## TO DO
(a) In the post about committing inside PL/pgSQL subtransactions, what does EPAS provide to ease migrations from PL/SQL?
(b) From the PL/pgSQL subtransaction post, pull out the passage from "But the question" up to and including "and underneath them.", copied word for word.

PL/pgSQL - why it does not allow commit inside a subtransaction

Arthur Nascimento
Arthur Nascimento

Every once in a while the question of why transactions in PL/pgSQL can't be committed when inside a subtransaction comes up. In a different way, the question is why the following error message exists:

ERROR: cannot commit while a subtransaction is active

Such a message comes up easily in procedures that attempt to COMMIT inside of exception blocks, such as:

BEGIN
-- DML
BEGIN
-- DML
COMMIT;
-- DML
EXCEPTION
WHEN division_by_zero THEN
-- exception block
END;
END;

The question is common when coming from from PL/SQL, where such a code is allowed. To ease migrations, EPAS provides EDB-SPL, which also allows that syntax.

But the question remains on why PL/pgSQL does not allow committing inside exception blocks, like both PL/SQL and EDB-SPL allow.

Current behavior

Imagine the transaction can contain subtransactions just as a stack contains items. You push subtransactions to the top of the stack and you can pop subtransactions from the top until you reach a named item somewhere in the stack. A transaction with no subtransactions is an empty stack identical to all other empty stacks. But a transaction with a subtransaction "X" is not the same as a transaction with a subtransaction "Y". In fact, even two transactions that contain a subtransaction with the same name "X" are still not identical, since each contains a different set of changes inside and underneath them.

A transaction begins empty, accumulates data changes (inserts, updates, deletes, represented as + and -), gets committed or rolled back, leaving a new, empty transaction in its place:

BEGIN
-- DML
COMMIT;
-- DML
END;

│ │→│…++--+…│→│ │→│…-++++…│→│ │
└───────┘ └───────┘ └───────┘ └───────┘ └───────┘

When a BEGIN/END block appears and it contains a EXCEPTION clause, the BEGIN implicitly creates a named savepoint that pushes a subtransaction on the stack, and that subtransaction contains all data changed before it (until the previous subtransaction or the beginning of the transaction). When an error is thrown, it searches the stack downwards until it finds an item that matches the condition (i.e, the innermost EXCEPTION block that handles that specific error), then rolls back to that subtransaction and continues executing the THEN block within the EXCEPTION definition of the level where it was found. Otherwise, if an error is not thrown and the EXCEPTION keyword is reached, it searches the stack until it finds the named savepoint that was created for the same level, then releases all subtransactions up until that point and continues executing after the END clause. Note that this automatic release/rollback is significantly different than the behavior defined in PL/SQL and mimicked by EDB-SPL.

## DATA EXTRACT
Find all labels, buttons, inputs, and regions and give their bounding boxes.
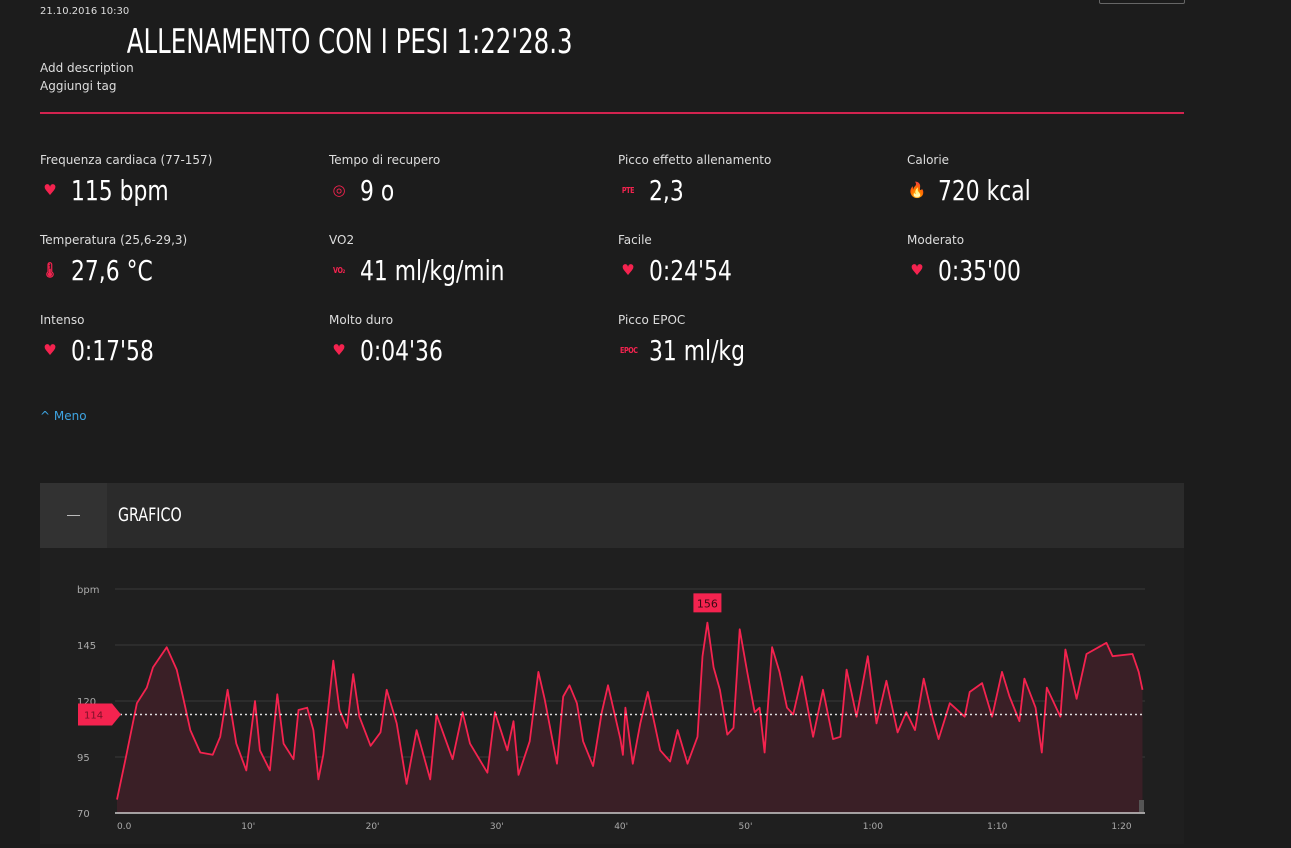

## OUTPUTS FOR THE TASKS
(a) EPAS provides EDB-SPL, which also allows committing inside exception blocks.

(b)
But the question remains on why PL/pgSQL does not allow committing inside exception blocks, like both PL/SQL and EDB-SPL allow.

Current behavior

Imagine the transaction can contain subtransactions just as a stack contains items. You push subtransactions to the top of the stack and you can pop subtransactions from the top until you reach a named item somewhere in the stack. A transaction with no subtransactions is an empty stack identical to all other empty stacks. But a transaction with a subtransaction "X" is not the same as a transaction with a subtransaction "Y". In fact, even two transactions that contain a subtransaction with the same name "X" are still not identical, since each contains a different set of changes inside and underneath them.